Spot each line in the records below where the word "data" occurs, then copy it.

Start of Supplied entries

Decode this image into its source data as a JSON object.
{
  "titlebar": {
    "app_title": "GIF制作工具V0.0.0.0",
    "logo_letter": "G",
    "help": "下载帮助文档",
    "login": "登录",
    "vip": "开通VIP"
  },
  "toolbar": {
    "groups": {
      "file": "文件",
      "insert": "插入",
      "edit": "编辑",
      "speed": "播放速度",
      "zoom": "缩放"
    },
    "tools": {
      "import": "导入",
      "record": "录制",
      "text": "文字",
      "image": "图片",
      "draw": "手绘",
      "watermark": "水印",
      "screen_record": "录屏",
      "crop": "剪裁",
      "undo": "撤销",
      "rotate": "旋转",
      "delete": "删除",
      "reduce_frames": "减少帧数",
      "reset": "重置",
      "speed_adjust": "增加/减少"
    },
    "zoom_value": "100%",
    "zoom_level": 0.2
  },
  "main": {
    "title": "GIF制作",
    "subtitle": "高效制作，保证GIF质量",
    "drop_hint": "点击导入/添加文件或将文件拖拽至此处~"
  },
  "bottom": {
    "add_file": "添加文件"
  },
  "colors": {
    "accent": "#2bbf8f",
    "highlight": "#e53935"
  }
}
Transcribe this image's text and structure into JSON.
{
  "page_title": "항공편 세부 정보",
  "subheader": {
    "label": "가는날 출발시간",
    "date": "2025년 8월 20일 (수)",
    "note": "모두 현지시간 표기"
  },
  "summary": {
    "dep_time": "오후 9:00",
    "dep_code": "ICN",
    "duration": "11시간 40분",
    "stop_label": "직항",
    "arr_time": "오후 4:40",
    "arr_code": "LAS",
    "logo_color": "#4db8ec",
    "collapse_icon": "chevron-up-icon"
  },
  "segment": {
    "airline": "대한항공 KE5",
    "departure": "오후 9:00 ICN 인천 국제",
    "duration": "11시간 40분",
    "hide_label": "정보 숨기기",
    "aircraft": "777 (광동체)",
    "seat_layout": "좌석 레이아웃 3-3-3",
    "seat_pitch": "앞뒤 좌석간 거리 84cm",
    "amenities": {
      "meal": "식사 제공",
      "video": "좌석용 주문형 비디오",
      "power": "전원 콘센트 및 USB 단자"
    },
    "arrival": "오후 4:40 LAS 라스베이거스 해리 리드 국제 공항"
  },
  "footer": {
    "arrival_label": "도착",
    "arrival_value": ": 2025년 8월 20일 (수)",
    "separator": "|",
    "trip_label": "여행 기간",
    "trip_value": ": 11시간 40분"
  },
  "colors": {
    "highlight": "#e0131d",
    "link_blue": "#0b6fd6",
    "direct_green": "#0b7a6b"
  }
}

End of Supplied entries
Start of Supplied entries

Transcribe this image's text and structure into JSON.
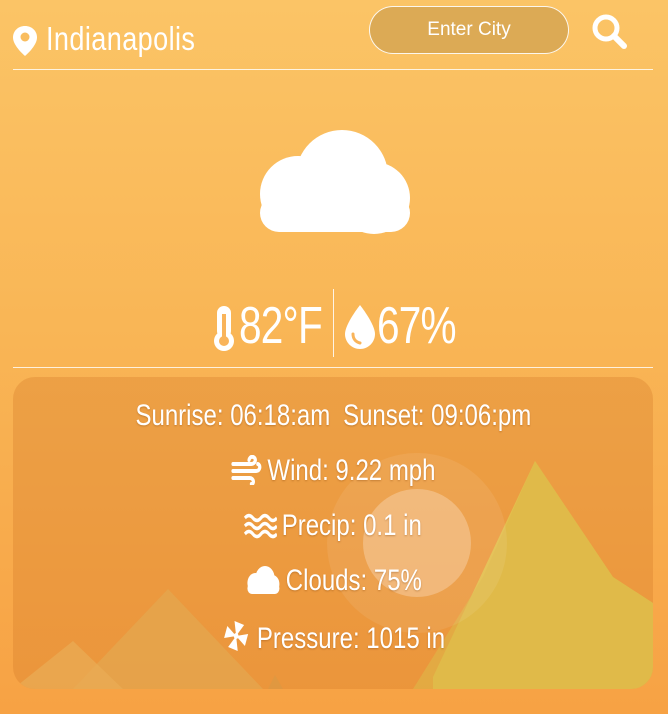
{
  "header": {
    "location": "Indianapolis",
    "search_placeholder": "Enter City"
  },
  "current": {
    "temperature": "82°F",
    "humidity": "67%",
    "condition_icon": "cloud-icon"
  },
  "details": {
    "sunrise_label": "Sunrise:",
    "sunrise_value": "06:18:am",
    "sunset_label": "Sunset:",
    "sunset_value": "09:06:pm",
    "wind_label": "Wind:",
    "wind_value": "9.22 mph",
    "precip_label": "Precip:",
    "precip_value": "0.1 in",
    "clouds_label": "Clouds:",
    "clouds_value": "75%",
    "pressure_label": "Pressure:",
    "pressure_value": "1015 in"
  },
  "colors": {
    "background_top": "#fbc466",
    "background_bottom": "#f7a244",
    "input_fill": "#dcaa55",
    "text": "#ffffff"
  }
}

End of Supplied entries
Start of Supplied entries

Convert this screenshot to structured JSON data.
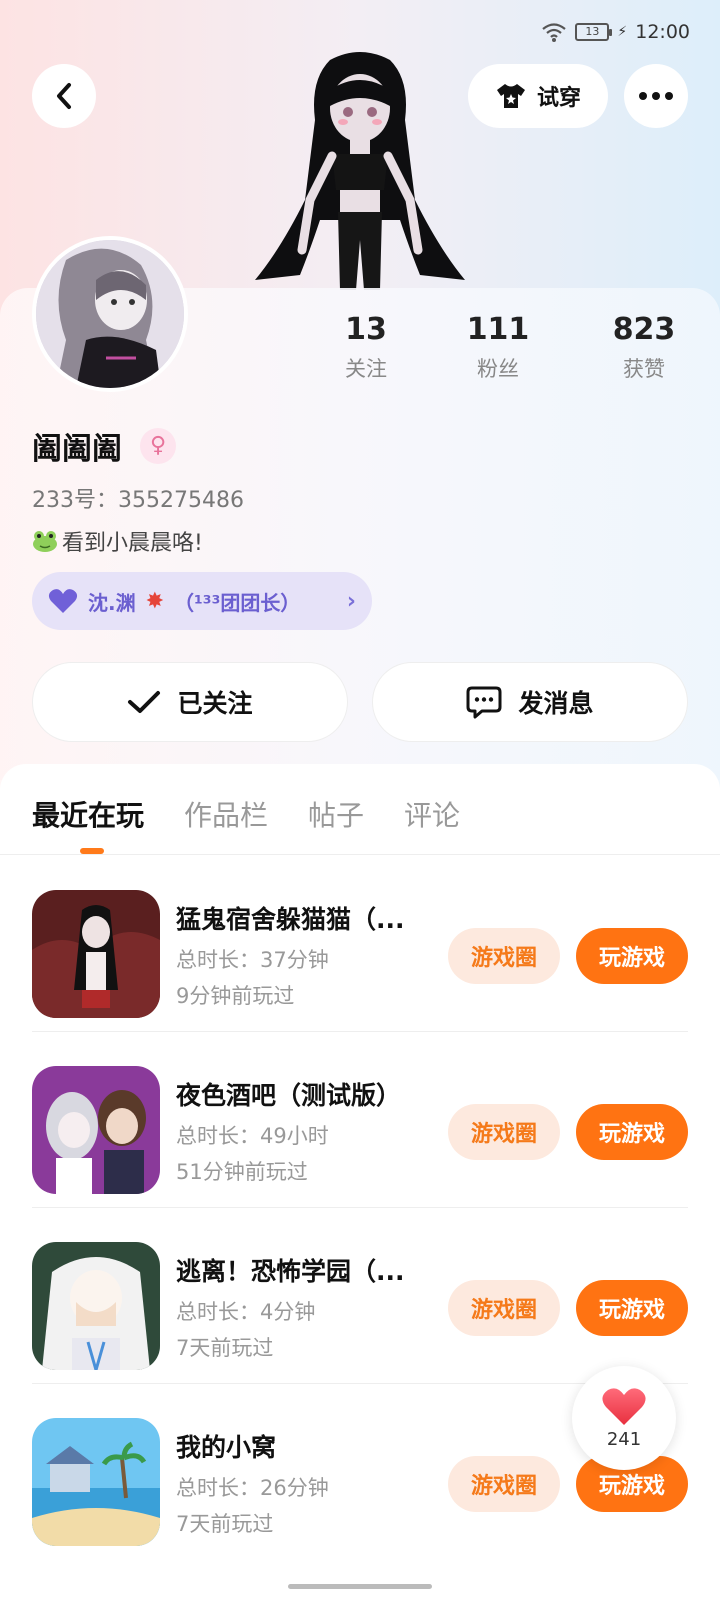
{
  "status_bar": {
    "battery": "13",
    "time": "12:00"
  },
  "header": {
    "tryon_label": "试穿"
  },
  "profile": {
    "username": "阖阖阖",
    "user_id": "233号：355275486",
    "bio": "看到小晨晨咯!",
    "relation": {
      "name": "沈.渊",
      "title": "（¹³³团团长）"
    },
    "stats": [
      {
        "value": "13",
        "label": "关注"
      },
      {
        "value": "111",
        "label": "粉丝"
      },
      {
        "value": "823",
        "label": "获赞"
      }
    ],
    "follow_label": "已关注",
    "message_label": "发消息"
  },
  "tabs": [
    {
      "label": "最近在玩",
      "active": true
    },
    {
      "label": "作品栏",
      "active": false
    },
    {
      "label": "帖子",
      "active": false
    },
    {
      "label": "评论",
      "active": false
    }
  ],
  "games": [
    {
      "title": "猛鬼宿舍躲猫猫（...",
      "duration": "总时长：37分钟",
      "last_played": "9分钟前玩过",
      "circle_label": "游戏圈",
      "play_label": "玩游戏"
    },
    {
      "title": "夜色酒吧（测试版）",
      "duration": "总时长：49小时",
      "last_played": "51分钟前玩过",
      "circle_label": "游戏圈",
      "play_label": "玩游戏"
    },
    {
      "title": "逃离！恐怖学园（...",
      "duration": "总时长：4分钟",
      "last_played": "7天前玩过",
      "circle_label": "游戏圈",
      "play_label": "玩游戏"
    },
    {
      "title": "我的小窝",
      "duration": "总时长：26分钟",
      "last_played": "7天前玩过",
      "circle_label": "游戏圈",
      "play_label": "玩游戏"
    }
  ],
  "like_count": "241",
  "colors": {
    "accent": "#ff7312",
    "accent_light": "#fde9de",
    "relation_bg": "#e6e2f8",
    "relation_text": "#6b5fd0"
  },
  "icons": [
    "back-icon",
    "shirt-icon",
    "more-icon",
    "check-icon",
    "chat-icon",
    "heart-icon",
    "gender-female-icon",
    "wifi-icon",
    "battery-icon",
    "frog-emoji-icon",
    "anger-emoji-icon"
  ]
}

End of Supplied entries

_Solution for this task_.
Decode this image into its source data as a JSON object.
Convert this screenshot to structured JSON data.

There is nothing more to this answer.